— To do —
Write out all records as given; omit images.

════

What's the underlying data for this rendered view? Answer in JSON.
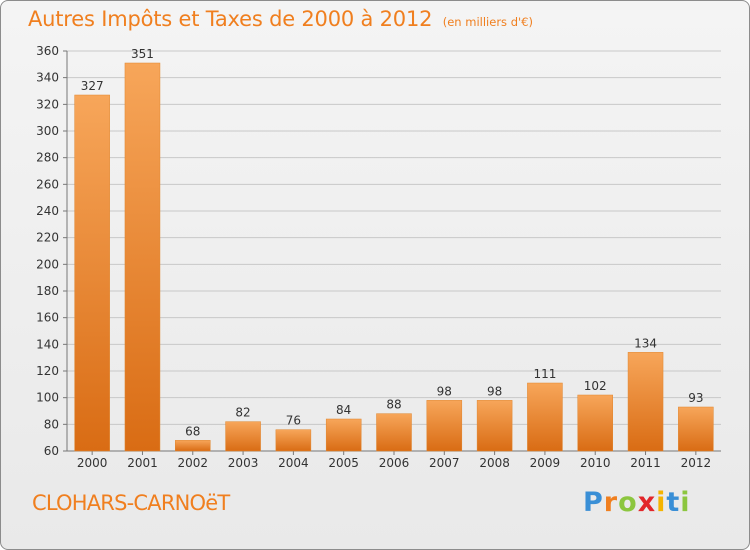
{
  "colors": {
    "accent": "#f07f1f",
    "bar_light": "#f7a65a",
    "bar_dark": "#d96c14",
    "axis_text": "#333333",
    "grid": "#c8c8c8"
  },
  "header": {
    "title": "Autres Impôts et Taxes de 2000 à 2012",
    "subtitle": "(en milliers d'€)"
  },
  "footer": {
    "commune": "CLOHARS-CARNOëT",
    "brand_letters": [
      "P",
      "r",
      "o",
      "x",
      "i",
      "t",
      "i"
    ],
    "brand_colors": [
      "#3a8fd6",
      "#f07f1f",
      "#8cc63f",
      "#e2262a",
      "#f5b400",
      "#3a8fd6",
      "#8cc63f"
    ]
  },
  "chart_data": {
    "type": "bar",
    "categories": [
      "2000",
      "2001",
      "2002",
      "2003",
      "2004",
      "2005",
      "2006",
      "2007",
      "2008",
      "2009",
      "2010",
      "2011",
      "2012"
    ],
    "values": [
      327,
      351,
      68,
      82,
      76,
      84,
      88,
      98,
      98,
      111,
      102,
      134,
      93
    ],
    "ylim": [
      60,
      360
    ],
    "yticks": [
      60,
      80,
      100,
      120,
      140,
      160,
      180,
      200,
      220,
      240,
      260,
      280,
      300,
      320,
      340,
      360
    ],
    "grid": true,
    "data_labels": true
  }
}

════

— Full response —
What's the underlying data for this rendered view? Answer in JSON.
{
  "colors": {
    "accent": "#f07f1f",
    "bar_light": "#f7a65a",
    "bar_dark": "#d96c14",
    "axis_text": "#333333",
    "grid": "#c8c8c8"
  },
  "header": {
    "title": "Autres Impôts et Taxes de 2000 à 2012",
    "subtitle": "(en milliers d'€)"
  },
  "footer": {
    "commune": "CLOHARS-CARNOëT",
    "brand_letters": [
      "P",
      "r",
      "o",
      "x",
      "i",
      "t",
      "i"
    ],
    "brand_colors": [
      "#3a8fd6",
      "#f07f1f",
      "#8cc63f",
      "#e2262a",
      "#f5b400",
      "#3a8fd6",
      "#8cc63f"
    ]
  },
  "chart_data": {
    "type": "bar",
    "categories": [
      "2000",
      "2001",
      "2002",
      "2003",
      "2004",
      "2005",
      "2006",
      "2007",
      "2008",
      "2009",
      "2010",
      "2011",
      "2012"
    ],
    "values": [
      327,
      351,
      68,
      82,
      76,
      84,
      88,
      98,
      98,
      111,
      102,
      134,
      93
    ],
    "ylim": [
      60,
      360
    ],
    "yticks": [
      60,
      80,
      100,
      120,
      140,
      160,
      180,
      200,
      220,
      240,
      260,
      280,
      300,
      320,
      340,
      360
    ],
    "grid": true,
    "data_labels": true
  }
}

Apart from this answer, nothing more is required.